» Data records
-*-*-

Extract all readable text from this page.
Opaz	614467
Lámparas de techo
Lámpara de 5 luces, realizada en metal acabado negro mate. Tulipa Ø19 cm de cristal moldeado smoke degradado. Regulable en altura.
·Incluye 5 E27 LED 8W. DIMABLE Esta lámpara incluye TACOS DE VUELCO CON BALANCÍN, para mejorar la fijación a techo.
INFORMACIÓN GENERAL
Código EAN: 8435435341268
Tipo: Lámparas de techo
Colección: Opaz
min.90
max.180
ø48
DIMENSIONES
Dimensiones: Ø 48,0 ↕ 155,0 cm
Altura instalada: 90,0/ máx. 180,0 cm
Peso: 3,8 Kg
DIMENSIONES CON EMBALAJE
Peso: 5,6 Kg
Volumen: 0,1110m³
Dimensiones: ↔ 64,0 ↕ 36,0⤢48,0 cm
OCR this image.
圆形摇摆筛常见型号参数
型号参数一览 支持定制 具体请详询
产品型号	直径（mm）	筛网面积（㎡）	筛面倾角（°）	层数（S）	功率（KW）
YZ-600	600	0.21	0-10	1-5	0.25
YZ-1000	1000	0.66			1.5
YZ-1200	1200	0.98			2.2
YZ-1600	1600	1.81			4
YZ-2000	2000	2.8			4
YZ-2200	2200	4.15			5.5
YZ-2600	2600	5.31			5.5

-*-*-

Each entry is to be returned in full, character for character.

» RESULT OF THE TASK
Extract all readable text from this page.
Opaz	614467
Lámparas de techo
Lámpara de 5 luces, realizada en metal acabado negro mate. Tulipa Ø19 cm de cristal moldeado smoke degradado. Regulable en altura.
·Incluye 5 E27 LED 8W. DIMABLE Esta lámpara incluye TACOS DE VUELCO CON BALANCÍN, para mejorar la fijación a techo.
INFORMACIÓN GENERAL
Código EAN: 8435435341268
Tipo: Lámparas de techo
Colección: Opaz
min.90
max.180
ø48
DIMENSIONES
Dimensiones: Ø 48,0 ↕ 155,0 cm
Altura instalada: 90,0/ máx. 180,0 cm
Peso: 3,8 Kg
DIMENSIONES CON EMBALAJE
Peso: 5,6 Kg
Volumen: 0,1110m³
Dimensiones: ↔ 64,0 ↕ 36,0⤢48,0 cm
OCR this image.
圆形摇摆筛常见型号参数
型号参数一览 支持定制 具体请详询
产品型号	直径（mm）	筛网面积（㎡）	筛面倾角（°）	层数（S）	功率（KW）
YZ-600	600	0.21	0-10	1-5	0.25
YZ-1000	1000	0.66			1.5
YZ-1200	1200	0.98			2.2
YZ-1600	1600	1.81			4
YZ-2000	2000	2.8			4
YZ-2200	2200	4.15			5.5
YZ-2600	2600	5.31			5.5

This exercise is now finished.